[Instructions for the task]
Skip the pictures. Repeat everything else in the records word for word.

━━━━━━

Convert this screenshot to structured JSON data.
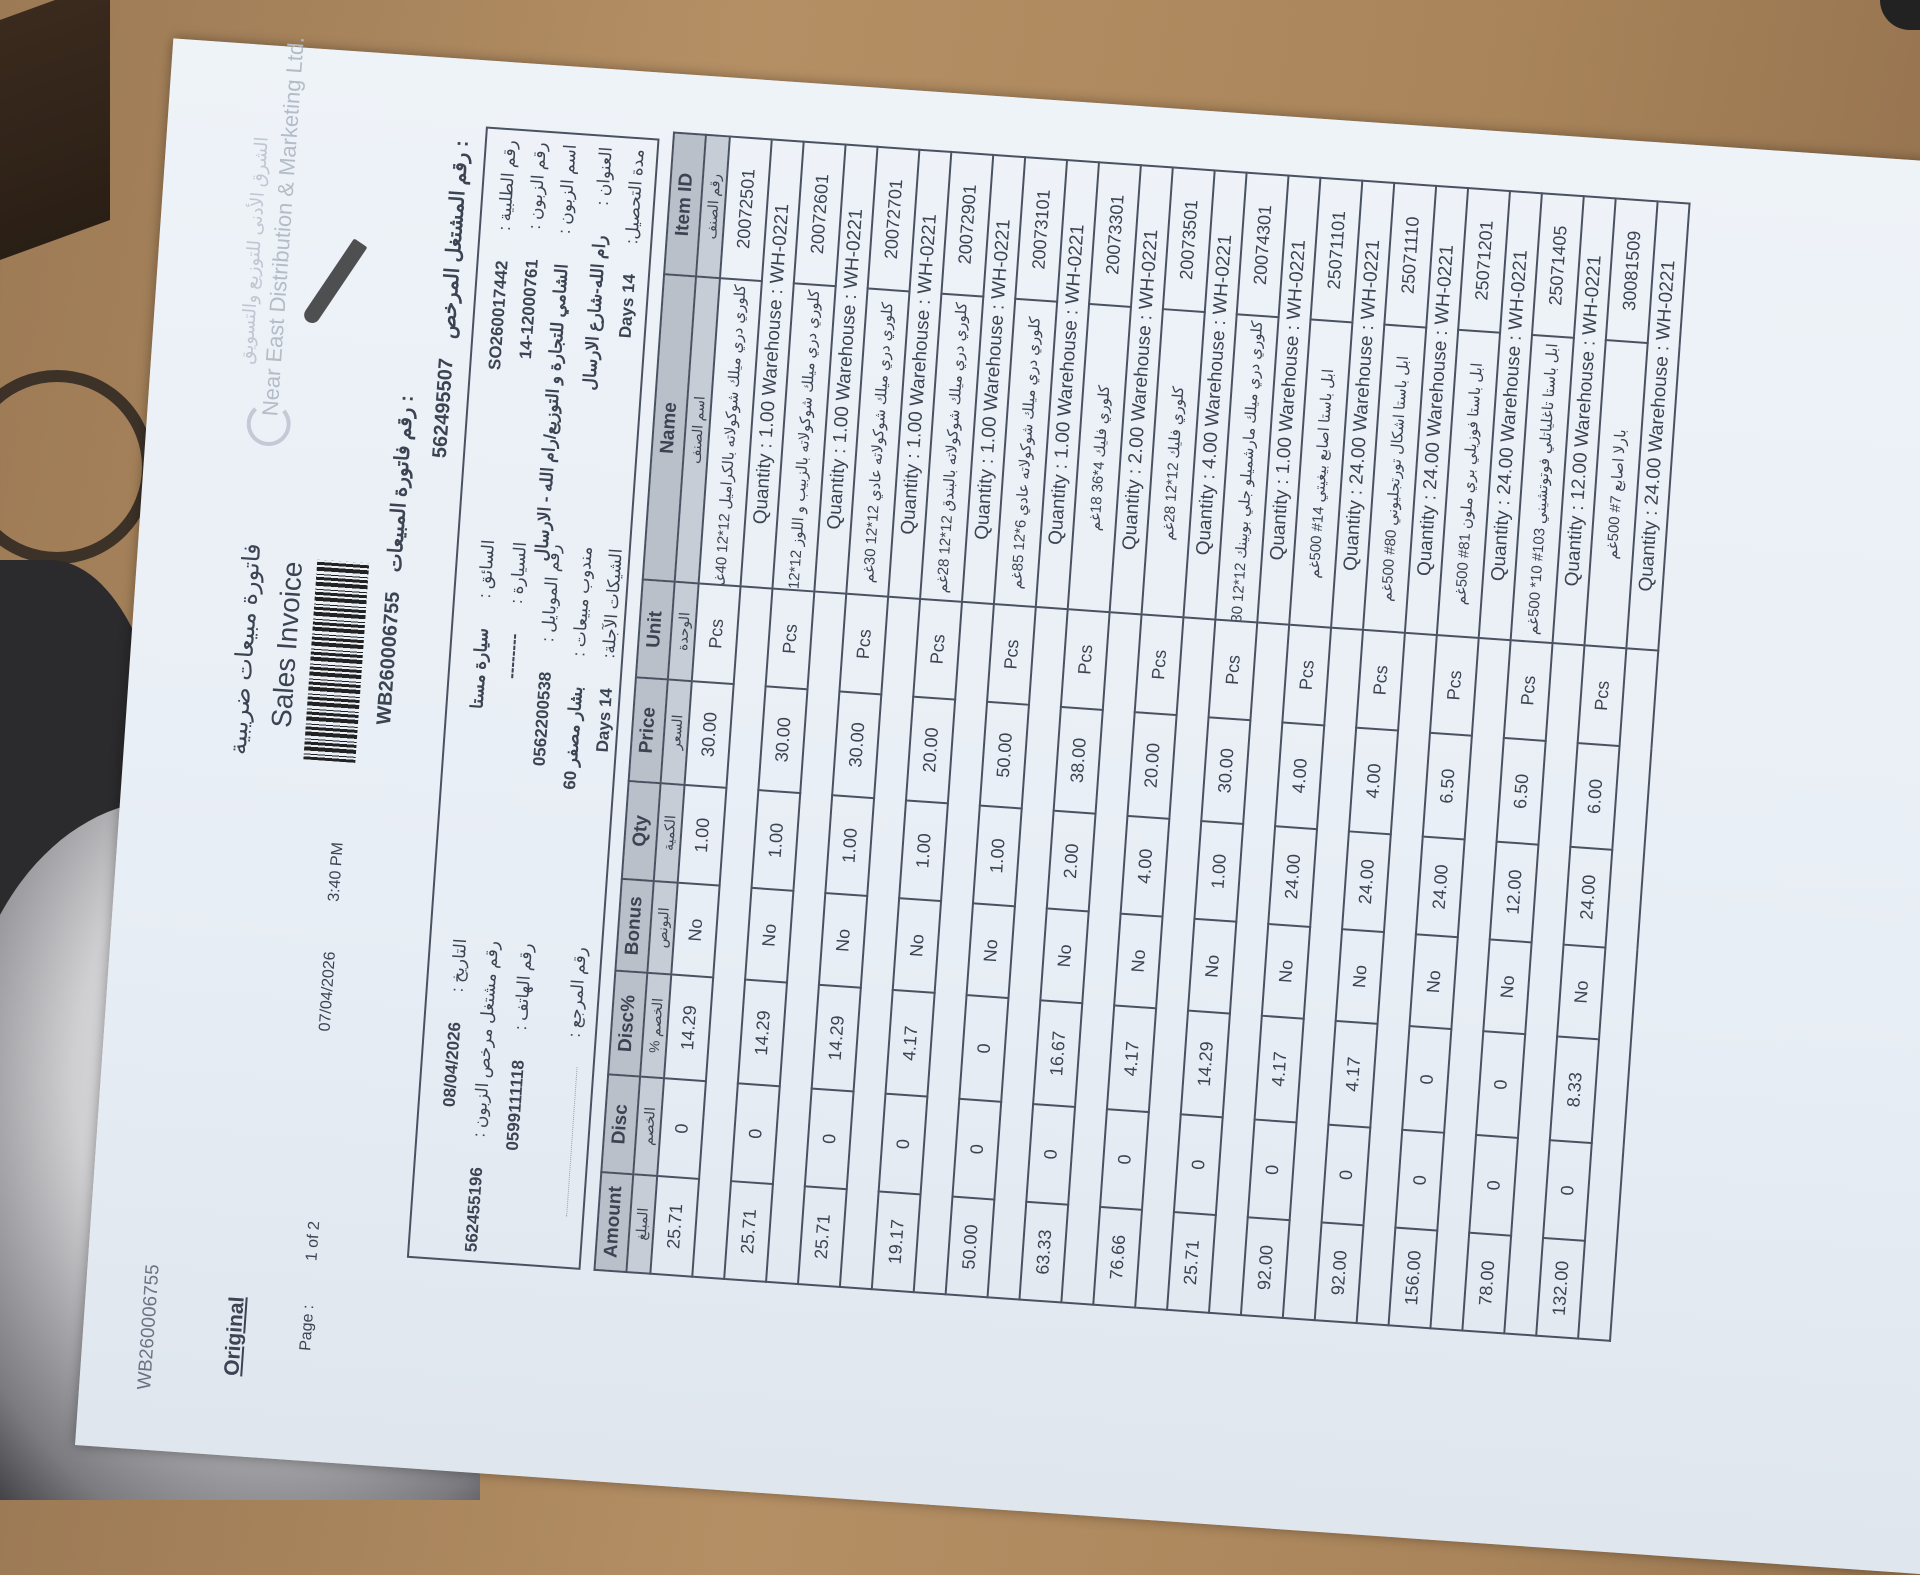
{
  "document": {
    "doc_number": "WB260006755",
    "copy_label": "Original",
    "page_label": "Page :",
    "page_value": "1 of 2",
    "print_date": "07/04/2026",
    "print_time": "3:40 PM",
    "title_ar": "فاتورة مبيعات ضريبية",
    "title_en": "Sales Invoice",
    "invoice_number_label": "رقم فاتورة المبيعات :",
    "invoice_number": "WB260006755",
    "licensed_dealer_label": "رقم المشتغل المرخص :",
    "licensed_dealer_number": "562495507",
    "company_en": "Near East Distribution & Marketing Ltd.",
    "company_ar": "الشرق الأدنى للتوزيع والتسويق"
  },
  "fields": {
    "left": [
      {
        "label": "التاريخ :",
        "value": "08/04/2026"
      },
      {
        "label": "رقم مشتغل مرخص الزبون :",
        "value": "562455196"
      },
      {
        "label": "رقم الهاتف :",
        "value": "0599111118"
      },
      {
        "label": "رقم المرجع :",
        "value": ""
      }
    ],
    "middle": [
      {
        "label": "السائق :",
        "value": "سيارة مستا"
      },
      {
        "label": "السيارة :",
        "value": "--------"
      },
      {
        "label": "رقم الموبايل :",
        "value": "0562200538"
      },
      {
        "label": "مندوب مبيعات :",
        "value": "بشار مصفر 60"
      },
      {
        "label": "الشيكات الآجلة:",
        "value": "14 Days"
      }
    ],
    "right": [
      {
        "label": "رقم الطلبية :",
        "value": "SO260017442"
      },
      {
        "label": "رقم الزبون :",
        "value": "12000761-14"
      },
      {
        "label": "اسم الزبون :",
        "value": "الشامي للتجارة و التوزيع/رام الله - الارسال"
      },
      {
        "label": "العنوان :",
        "value": "رام الله-شارع الارسال"
      },
      {
        "label": "مدة التحصيل:",
        "value": "14 Days"
      }
    ]
  },
  "table": {
    "columns": [
      {
        "en": "Amount",
        "ar": "المبلغ"
      },
      {
        "en": "Disc",
        "ar": "الخصم"
      },
      {
        "en": "Disc%",
        "ar": "% الخصم"
      },
      {
        "en": "Bonus",
        "ar": "البونص"
      },
      {
        "en": "Qty",
        "ar": "الكمية"
      },
      {
        "en": "Price",
        "ar": "السعر"
      },
      {
        "en": "Unit",
        "ar": "الوحدة"
      },
      {
        "en": "Name",
        "ar": "اسم الصنف"
      },
      {
        "en": "Item ID",
        "ar": "رقم الصنف"
      }
    ],
    "rows": [
      {
        "amount": "25.71",
        "disc": "0",
        "disc_pct": "14.29",
        "bonus": "No",
        "qty": "1.00",
        "price": "30.00",
        "unit": "Pcs",
        "name": "كلوري دري ميلك شوكولاته بالكراميل 12*12 40غم",
        "item_id": "20072501",
        "quantity_line": "Quantity : 1.00  Warehouse : WH-0221"
      },
      {
        "amount": "25.71",
        "disc": "0",
        "disc_pct": "14.29",
        "bonus": "No",
        "qty": "1.00",
        "price": "30.00",
        "unit": "Pcs",
        "name": "كلوري دري ميلك شوكولاته بالزبيب و اللوز 12*12 30غم",
        "item_id": "20072601",
        "quantity_line": "Quantity : 1.00  Warehouse : WH-0221"
      },
      {
        "amount": "25.71",
        "disc": "0",
        "disc_pct": "14.29",
        "bonus": "No",
        "qty": "1.00",
        "price": "30.00",
        "unit": "Pcs",
        "name": "كلوري دري ميلك شوكولاته عادي 12*12 30غم",
        "item_id": "20072701",
        "quantity_line": "Quantity : 1.00  Warehouse : WH-0221"
      },
      {
        "amount": "19.17",
        "disc": "0",
        "disc_pct": "4.17",
        "bonus": "No",
        "qty": "1.00",
        "price": "20.00",
        "unit": "Pcs",
        "name": "كلوري دري ميلك شوكولاته بالبندق 12*12 28غم",
        "item_id": "20072901",
        "quantity_line": "Quantity : 1.00  Warehouse : WH-0221"
      },
      {
        "amount": "50.00",
        "disc": "0",
        "disc_pct": "0",
        "bonus": "No",
        "qty": "1.00",
        "price": "50.00",
        "unit": "Pcs",
        "name": "كلوري دري ميلك شوكولاته عادي 6*12 85غم",
        "item_id": "20073101",
        "quantity_line": "Quantity : 1.00  Warehouse : WH-0221"
      },
      {
        "amount": "63.33",
        "disc": "0",
        "disc_pct": "16.67",
        "bonus": "No",
        "qty": "2.00",
        "price": "38.00",
        "unit": "Pcs",
        "name": "كلوري فليك 4*36 18غم",
        "item_id": "20073301",
        "quantity_line": "Quantity : 2.00  Warehouse : WH-0221"
      },
      {
        "amount": "76.66",
        "disc": "0",
        "disc_pct": "4.17",
        "bonus": "No",
        "qty": "4.00",
        "price": "20.00",
        "unit": "Pcs",
        "name": "كلوري فليك 12*12 28غم",
        "item_id": "20073501",
        "quantity_line": "Quantity : 4.00  Warehouse : WH-0221"
      },
      {
        "amount": "25.71",
        "disc": "0",
        "disc_pct": "14.29",
        "bonus": "No",
        "qty": "1.00",
        "price": "30.00",
        "unit": "Pcs",
        "name": "كلوري دري ميلك مارشميلو جلي بوبينك 12*12 30غم",
        "item_id": "20074301",
        "quantity_line": "Quantity : 1.00  Warehouse : WH-0221"
      },
      {
        "amount": "92.00",
        "disc": "0",
        "disc_pct": "4.17",
        "bonus": "No",
        "qty": "24.00",
        "price": "4.00",
        "unit": "Pcs",
        "name": "ابل باستا اصابع بيغيتي 14# 500غم",
        "item_id": "25071101",
        "quantity_line": "Quantity : 24.00  Warehouse : WH-0221"
      },
      {
        "amount": "92.00",
        "disc": "0",
        "disc_pct": "4.17",
        "bonus": "No",
        "qty": "24.00",
        "price": "4.00",
        "unit": "Pcs",
        "name": "ابل باستا اشكال تورتجليوني 80# 500غم",
        "item_id": "25071110",
        "quantity_line": "Quantity : 24.00  Warehouse : WH-0221"
      },
      {
        "amount": "156.00",
        "disc": "0",
        "disc_pct": "0",
        "bonus": "No",
        "qty": "24.00",
        "price": "6.50",
        "unit": "Pcs",
        "name": "ابل باستا فوزيلي بري ملون 81# 500غم",
        "item_id": "25071201",
        "quantity_line": "Quantity : 24.00  Warehouse : WH-0221"
      },
      {
        "amount": "78.00",
        "disc": "0",
        "disc_pct": "0",
        "bonus": "No",
        "qty": "12.00",
        "price": "6.50",
        "unit": "Pcs",
        "name": "ابل باستا تاغلياتلي فوتوتشيني 103# 10* 500غم",
        "item_id": "25071405",
        "quantity_line": "Quantity : 12.00  Warehouse : WH-0221"
      },
      {
        "amount": "132.00",
        "disc": "0",
        "disc_pct": "8.33",
        "bonus": "No",
        "qty": "24.00",
        "price": "6.00",
        "unit": "Pcs",
        "name": "بارلا اصابع 7# 500غم",
        "item_id": "30081509",
        "quantity_line": "Quantity : 24.00  Warehouse : WH-0221"
      }
    ]
  }
}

━━━━━━

[Result of the task]
Convert this screenshot to structured JSON data.
{
  "document": {
    "doc_number": "WB260006755",
    "copy_label": "Original",
    "page_label": "Page :",
    "page_value": "1 of 2",
    "print_date": "07/04/2026",
    "print_time": "3:40 PM",
    "title_ar": "فاتورة مبيعات ضريبية",
    "title_en": "Sales Invoice",
    "invoice_number_label": "رقم فاتورة المبيعات :",
    "invoice_number": "WB260006755",
    "licensed_dealer_label": "رقم المشتغل المرخص :",
    "licensed_dealer_number": "562495507",
    "company_en": "Near East Distribution & Marketing Ltd.",
    "company_ar": "الشرق الأدنى للتوزيع والتسويق"
  },
  "fields": {
    "left": [
      {
        "label": "التاريخ :",
        "value": "08/04/2026"
      },
      {
        "label": "رقم مشتغل مرخص الزبون :",
        "value": "562455196"
      },
      {
        "label": "رقم الهاتف :",
        "value": "0599111118"
      },
      {
        "label": "رقم المرجع :",
        "value": ""
      }
    ],
    "middle": [
      {
        "label": "السائق :",
        "value": "سيارة مستا"
      },
      {
        "label": "السيارة :",
        "value": "--------"
      },
      {
        "label": "رقم الموبايل :",
        "value": "0562200538"
      },
      {
        "label": "مندوب مبيعات :",
        "value": "بشار مصفر 60"
      },
      {
        "label": "الشيكات الآجلة:",
        "value": "14 Days"
      }
    ],
    "right": [
      {
        "label": "رقم الطلبية :",
        "value": "SO260017442"
      },
      {
        "label": "رقم الزبون :",
        "value": "12000761-14"
      },
      {
        "label": "اسم الزبون :",
        "value": "الشامي للتجارة و التوزيع/رام الله - الارسال"
      },
      {
        "label": "العنوان :",
        "value": "رام الله-شارع الارسال"
      },
      {
        "label": "مدة التحصيل:",
        "value": "14 Days"
      }
    ]
  },
  "table": {
    "columns": [
      {
        "en": "Amount",
        "ar": "المبلغ"
      },
      {
        "en": "Disc",
        "ar": "الخصم"
      },
      {
        "en": "Disc%",
        "ar": "% الخصم"
      },
      {
        "en": "Bonus",
        "ar": "البونص"
      },
      {
        "en": "Qty",
        "ar": "الكمية"
      },
      {
        "en": "Price",
        "ar": "السعر"
      },
      {
        "en": "Unit",
        "ar": "الوحدة"
      },
      {
        "en": "Name",
        "ar": "اسم الصنف"
      },
      {
        "en": "Item ID",
        "ar": "رقم الصنف"
      }
    ],
    "rows": [
      {
        "amount": "25.71",
        "disc": "0",
        "disc_pct": "14.29",
        "bonus": "No",
        "qty": "1.00",
        "price": "30.00",
        "unit": "Pcs",
        "name": "كلوري دري ميلك شوكولاته بالكراميل 12*12 40غم",
        "item_id": "20072501",
        "quantity_line": "Quantity : 1.00  Warehouse : WH-0221"
      },
      {
        "amount": "25.71",
        "disc": "0",
        "disc_pct": "14.29",
        "bonus": "No",
        "qty": "1.00",
        "price": "30.00",
        "unit": "Pcs",
        "name": "كلوري دري ميلك شوكولاته بالزبيب و اللوز 12*12 30غم",
        "item_id": "20072601",
        "quantity_line": "Quantity : 1.00  Warehouse : WH-0221"
      },
      {
        "amount": "25.71",
        "disc": "0",
        "disc_pct": "14.29",
        "bonus": "No",
        "qty": "1.00",
        "price": "30.00",
        "unit": "Pcs",
        "name": "كلوري دري ميلك شوكولاته عادي 12*12 30غم",
        "item_id": "20072701",
        "quantity_line": "Quantity : 1.00  Warehouse : WH-0221"
      },
      {
        "amount": "19.17",
        "disc": "0",
        "disc_pct": "4.17",
        "bonus": "No",
        "qty": "1.00",
        "price": "20.00",
        "unit": "Pcs",
        "name": "كلوري دري ميلك شوكولاته بالبندق 12*12 28غم",
        "item_id": "20072901",
        "quantity_line": "Quantity : 1.00  Warehouse : WH-0221"
      },
      {
        "amount": "50.00",
        "disc": "0",
        "disc_pct": "0",
        "bonus": "No",
        "qty": "1.00",
        "price": "50.00",
        "unit": "Pcs",
        "name": "كلوري دري ميلك شوكولاته عادي 6*12 85غم",
        "item_id": "20073101",
        "quantity_line": "Quantity : 1.00  Warehouse : WH-0221"
      },
      {
        "amount": "63.33",
        "disc": "0",
        "disc_pct": "16.67",
        "bonus": "No",
        "qty": "2.00",
        "price": "38.00",
        "unit": "Pcs",
        "name": "كلوري فليك 4*36 18غم",
        "item_id": "20073301",
        "quantity_line": "Quantity : 2.00  Warehouse : WH-0221"
      },
      {
        "amount": "76.66",
        "disc": "0",
        "disc_pct": "4.17",
        "bonus": "No",
        "qty": "4.00",
        "price": "20.00",
        "unit": "Pcs",
        "name": "كلوري فليك 12*12 28غم",
        "item_id": "20073501",
        "quantity_line": "Quantity : 4.00  Warehouse : WH-0221"
      },
      {
        "amount": "25.71",
        "disc": "0",
        "disc_pct": "14.29",
        "bonus": "No",
        "qty": "1.00",
        "price": "30.00",
        "unit": "Pcs",
        "name": "كلوري دري ميلك مارشميلو جلي بوبينك 12*12 30غم",
        "item_id": "20074301",
        "quantity_line": "Quantity : 1.00  Warehouse : WH-0221"
      },
      {
        "amount": "92.00",
        "disc": "0",
        "disc_pct": "4.17",
        "bonus": "No",
        "qty": "24.00",
        "price": "4.00",
        "unit": "Pcs",
        "name": "ابل باستا اصابع بيغيتي 14# 500غم",
        "item_id": "25071101",
        "quantity_line": "Quantity : 24.00  Warehouse : WH-0221"
      },
      {
        "amount": "92.00",
        "disc": "0",
        "disc_pct": "4.17",
        "bonus": "No",
        "qty": "24.00",
        "price": "4.00",
        "unit": "Pcs",
        "name": "ابل باستا اشكال تورتجليوني 80# 500غم",
        "item_id": "25071110",
        "quantity_line": "Quantity : 24.00  Warehouse : WH-0221"
      },
      {
        "amount": "156.00",
        "disc": "0",
        "disc_pct": "0",
        "bonus": "No",
        "qty": "24.00",
        "price": "6.50",
        "unit": "Pcs",
        "name": "ابل باستا فوزيلي بري ملون 81# 500غم",
        "item_id": "25071201",
        "quantity_line": "Quantity : 24.00  Warehouse : WH-0221"
      },
      {
        "amount": "78.00",
        "disc": "0",
        "disc_pct": "0",
        "bonus": "No",
        "qty": "12.00",
        "price": "6.50",
        "unit": "Pcs",
        "name": "ابل باستا تاغلياتلي فوتوتشيني 103# 10* 500غم",
        "item_id": "25071405",
        "quantity_line": "Quantity : 12.00  Warehouse : WH-0221"
      },
      {
        "amount": "132.00",
        "disc": "0",
        "disc_pct": "8.33",
        "bonus": "No",
        "qty": "24.00",
        "price": "6.00",
        "unit": "Pcs",
        "name": "بارلا اصابع 7# 500غم",
        "item_id": "30081509",
        "quantity_line": "Quantity : 24.00  Warehouse : WH-0221"
      }
    ]
  }
}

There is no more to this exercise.